# What the task asks
Could you transcribe every one of the lines below word for word, omitting the pictures from your answer?

# Records supplied

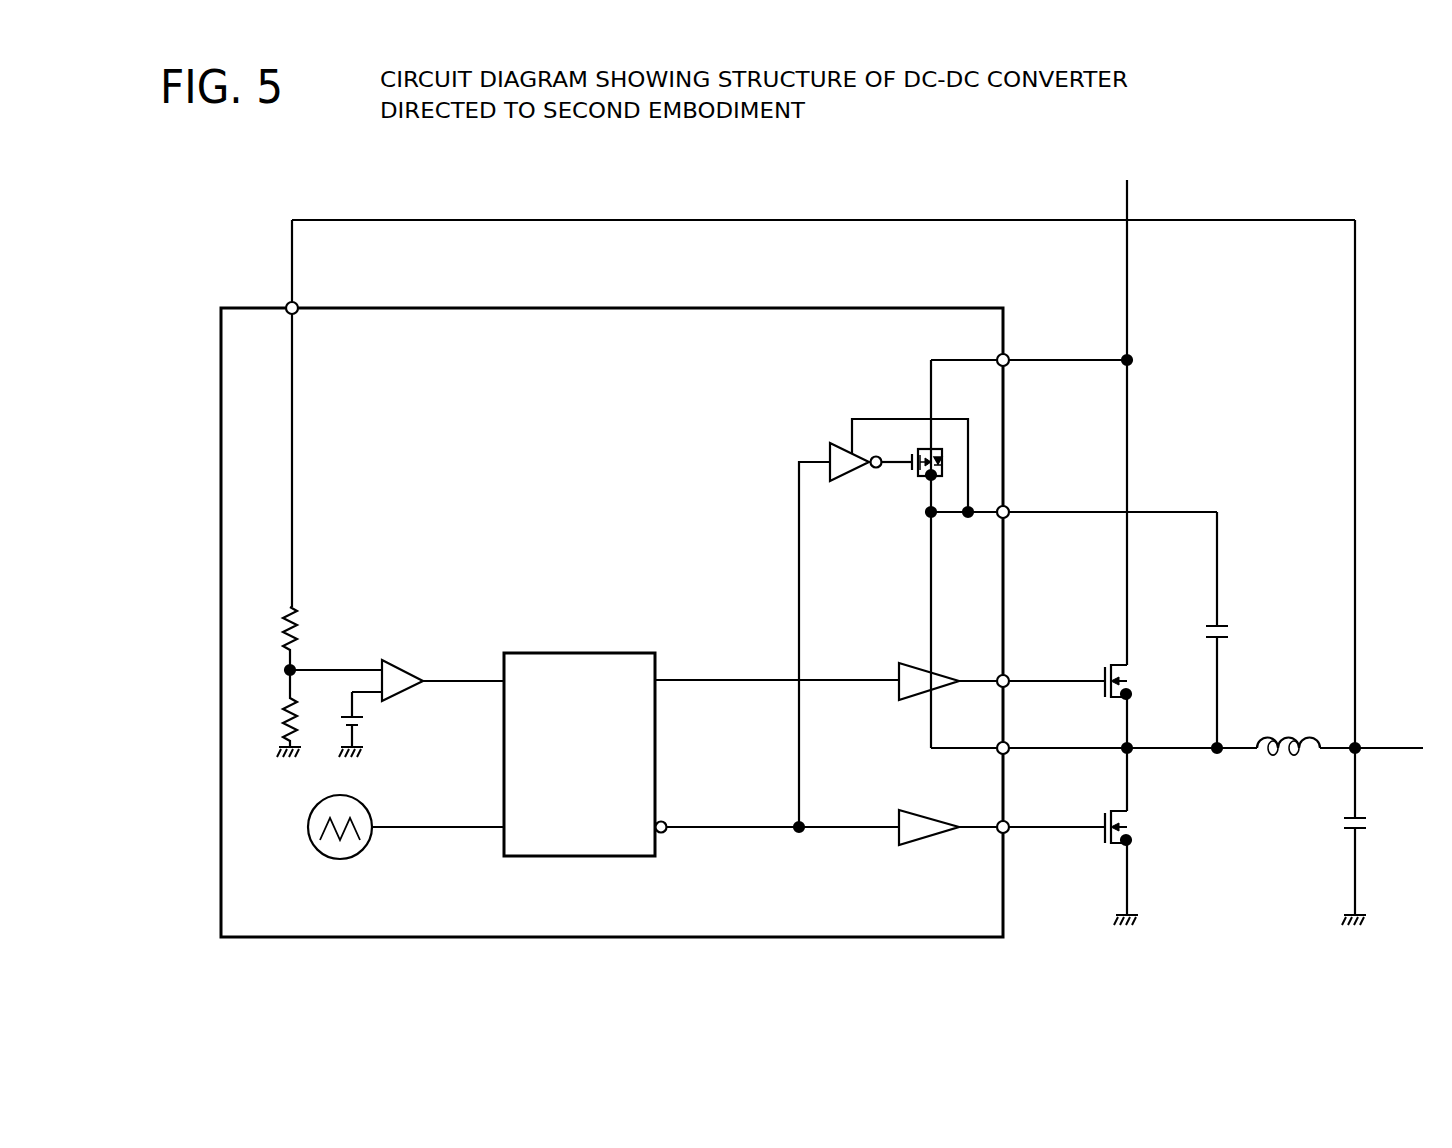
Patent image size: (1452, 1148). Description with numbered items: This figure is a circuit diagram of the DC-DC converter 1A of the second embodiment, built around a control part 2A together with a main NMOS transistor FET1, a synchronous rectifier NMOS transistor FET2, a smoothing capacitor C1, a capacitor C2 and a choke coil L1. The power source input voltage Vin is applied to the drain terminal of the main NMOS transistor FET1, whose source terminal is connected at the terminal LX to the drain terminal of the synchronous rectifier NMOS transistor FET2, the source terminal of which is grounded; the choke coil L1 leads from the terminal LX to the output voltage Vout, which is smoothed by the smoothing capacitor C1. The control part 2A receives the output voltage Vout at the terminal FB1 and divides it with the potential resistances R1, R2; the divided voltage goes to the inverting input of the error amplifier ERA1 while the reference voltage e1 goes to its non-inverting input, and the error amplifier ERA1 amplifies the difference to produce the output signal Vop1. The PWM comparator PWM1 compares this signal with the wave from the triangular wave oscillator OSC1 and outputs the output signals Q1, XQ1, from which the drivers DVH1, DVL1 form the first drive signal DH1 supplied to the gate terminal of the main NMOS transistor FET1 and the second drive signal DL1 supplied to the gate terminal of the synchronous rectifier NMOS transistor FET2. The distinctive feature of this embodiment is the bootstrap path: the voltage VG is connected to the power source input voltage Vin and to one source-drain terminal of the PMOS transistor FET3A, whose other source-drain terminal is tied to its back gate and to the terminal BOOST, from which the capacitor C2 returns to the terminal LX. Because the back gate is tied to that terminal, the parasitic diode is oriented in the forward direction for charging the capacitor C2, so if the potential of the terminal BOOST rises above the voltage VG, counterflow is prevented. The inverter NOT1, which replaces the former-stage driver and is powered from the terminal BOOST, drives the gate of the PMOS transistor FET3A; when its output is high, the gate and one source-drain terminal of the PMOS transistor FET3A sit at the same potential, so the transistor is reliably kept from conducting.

The DC-DC converter 1A is at (776, 210).
The control part 2A is at (637, 307).
The feedback terminal FB1 is at (272, 413).
The voltage VG is at (1029, 348).
The power source input voltage Vin is at (1127, 199).
The inverter NOT1 is at (829, 455).
The PMOS transistor FET3A is at (925, 486).
The terminal BOOST is at (1074, 500).
The potential resistance R1 is at (272, 638).
The potential resistance R2 is at (274, 713).
The error amplifier ERA1 is at (356, 668).
The reference voltage e1 is at (364, 724).
The output signal Vop1 is at (463, 667).
The PWM comparator PWM1 is at (650, 765).
The triangular wave oscillator OSC1 is at (406, 840).
The output signal Q1 is at (777, 666).
The output signal XQ1 is at (778, 817).
The driver DVH1 is at (912, 668).
The driver DVL1 is at (916, 814).
The first drive signal DH1 is at (1032, 669).
The second drive signal DL1 is at (1032, 816).
The switching node terminal LX is at (1094, 736).
The main NMOS transistor FET1 is at (1143, 681).
The synchronous rectifier NMOS transistor FET2 is at (1143, 827).
The capacitor C2 is at (1200, 630).
The choke coil L1 is at (1288, 731).
The smoothing capacitor C1 is at (1372, 823).
The output voltage Vout is at (1374, 747).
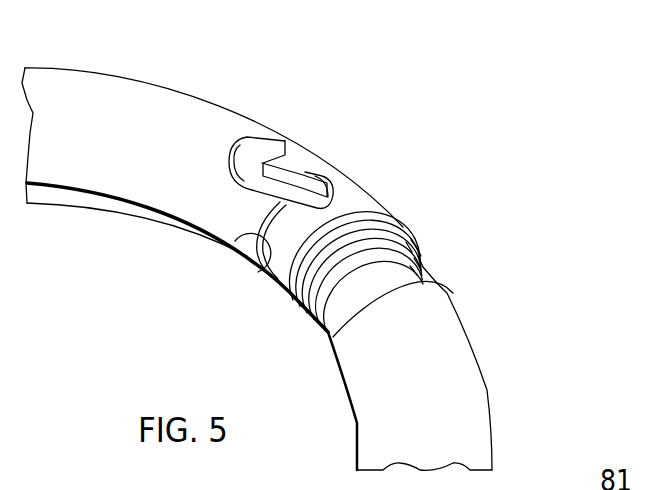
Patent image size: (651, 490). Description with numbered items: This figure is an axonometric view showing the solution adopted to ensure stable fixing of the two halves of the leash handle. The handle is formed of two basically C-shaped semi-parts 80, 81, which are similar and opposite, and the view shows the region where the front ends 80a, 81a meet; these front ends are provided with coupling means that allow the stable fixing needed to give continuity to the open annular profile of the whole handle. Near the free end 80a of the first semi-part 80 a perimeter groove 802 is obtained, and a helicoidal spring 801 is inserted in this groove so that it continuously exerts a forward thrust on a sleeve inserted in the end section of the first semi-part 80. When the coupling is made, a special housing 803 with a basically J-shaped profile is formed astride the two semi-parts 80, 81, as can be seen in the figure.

The semi-part 81 is at (87, 98).
The front end 81a is at (235, 235).
The housing 803 is at (278, 185).
The free end 80a is at (267, 283).
The helicoidal spring 801 is at (400, 225).
The perimeter groove 802 is at (393, 270).
The semi-part 80 is at (450, 356).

# Response below
Patent image size: (1452, 1148). Description with numbered items: This figure is a circuit diagram of the DC-DC converter 1A of the second embodiment, built around a control part 2A together with a main NMOS transistor FET1, a synchronous rectifier NMOS transistor FET2, a smoothing capacitor C1, a capacitor C2 and a choke coil L1. The power source input voltage Vin is applied to the drain terminal of the main NMOS transistor FET1, whose source terminal is connected at the terminal LX to the drain terminal of the synchronous rectifier NMOS transistor FET2, the source terminal of which is grounded; the choke coil L1 leads from the terminal LX to the output voltage Vout, which is smoothed by the smoothing capacitor C1. The control part 2A receives the output voltage Vout at the terminal FB1 and divides it with the potential resistances R1, R2; the divided voltage goes to the inverting input of the error amplifier ERA1 while the reference voltage e1 goes to its non-inverting input, and the error amplifier ERA1 amplifies the difference to produce the output signal Vop1. The PWM comparator PWM1 compares this signal with the wave from the triangular wave oscillator OSC1 and outputs the output signals Q1, XQ1, from which the drivers DVH1, DVL1 form the first drive signal DH1 supplied to the gate terminal of the main NMOS transistor FET1 and the second drive signal DL1 supplied to the gate terminal of the synchronous rectifier NMOS transistor FET2. The distinctive feature of this embodiment is the bootstrap path: the voltage VG is connected to the power source input voltage Vin and to one source-drain terminal of the PMOS transistor FET3A, whose other source-drain terminal is tied to its back gate and to the terminal BOOST, from which the capacitor C2 returns to the terminal LX. Because the back gate is tied to that terminal, the parasitic diode is oriented in the forward direction for charging the capacitor C2, so if the potential of the terminal BOOST rises above the voltage VG, counterflow is prevented. The inverter NOT1, which replaces the former-stage driver and is powered from the terminal BOOST, drives the gate of the PMOS transistor FET3A; when its output is high, the gate and one source-drain terminal of the PMOS transistor FET3A sit at the same potential, so the transistor is reliably kept from conducting.

The DC-DC converter 1A is at (776, 210).
The control part 2A is at (637, 307).
The feedback terminal FB1 is at (272, 413).
The voltage VG is at (1029, 348).
The power source input voltage Vin is at (1127, 199).
The inverter NOT1 is at (829, 455).
The PMOS transistor FET3A is at (925, 486).
The terminal BOOST is at (1074, 500).
The potential resistance R1 is at (272, 638).
The potential resistance R2 is at (274, 713).
The error amplifier ERA1 is at (356, 668).
The reference voltage e1 is at (364, 724).
The output signal Vop1 is at (463, 667).
The PWM comparator PWM1 is at (650, 765).
The triangular wave oscillator OSC1 is at (406, 840).
The output signal Q1 is at (777, 666).
The output signal XQ1 is at (778, 817).
The driver DVH1 is at (912, 668).
The driver DVL1 is at (916, 814).
The first drive signal DH1 is at (1032, 669).
The second drive signal DL1 is at (1032, 816).
The switching node terminal LX is at (1094, 736).
The main NMOS transistor FET1 is at (1143, 681).
The synchronous rectifier NMOS transistor FET2 is at (1143, 827).
The capacitor C2 is at (1200, 630).
The choke coil L1 is at (1288, 731).
The smoothing capacitor C1 is at (1372, 823).
The output voltage Vout is at (1374, 747).
Patent image size: (651, 490). Description with numbered items: This figure is an axonometric view showing the solution adopted to ensure stable fixing of the two halves of the leash handle. The handle is formed of two basically C-shaped semi-parts 80, 81, which are similar and opposite, and the view shows the region where the front ends 80a, 81a meet; these front ends are provided with coupling means that allow the stable fixing needed to give continuity to the open annular profile of the whole handle. Near the free end 80a of the first semi-part 80 a perimeter groove 802 is obtained, and a helicoidal spring 801 is inserted in this groove so that it continuously exerts a forward thrust on a sleeve inserted in the end section of the first semi-part 80. When the coupling is made, a special housing 803 with a basically J-shaped profile is formed astride the two semi-parts 80, 81, as can be seen in the figure.

The semi-part 81 is at (87, 98).
The front end 81a is at (235, 235).
The housing 803 is at (278, 185).
The free end 80a is at (267, 283).
The helicoidal spring 801 is at (400, 225).
The perimeter groove 802 is at (393, 270).
The semi-part 80 is at (450, 356).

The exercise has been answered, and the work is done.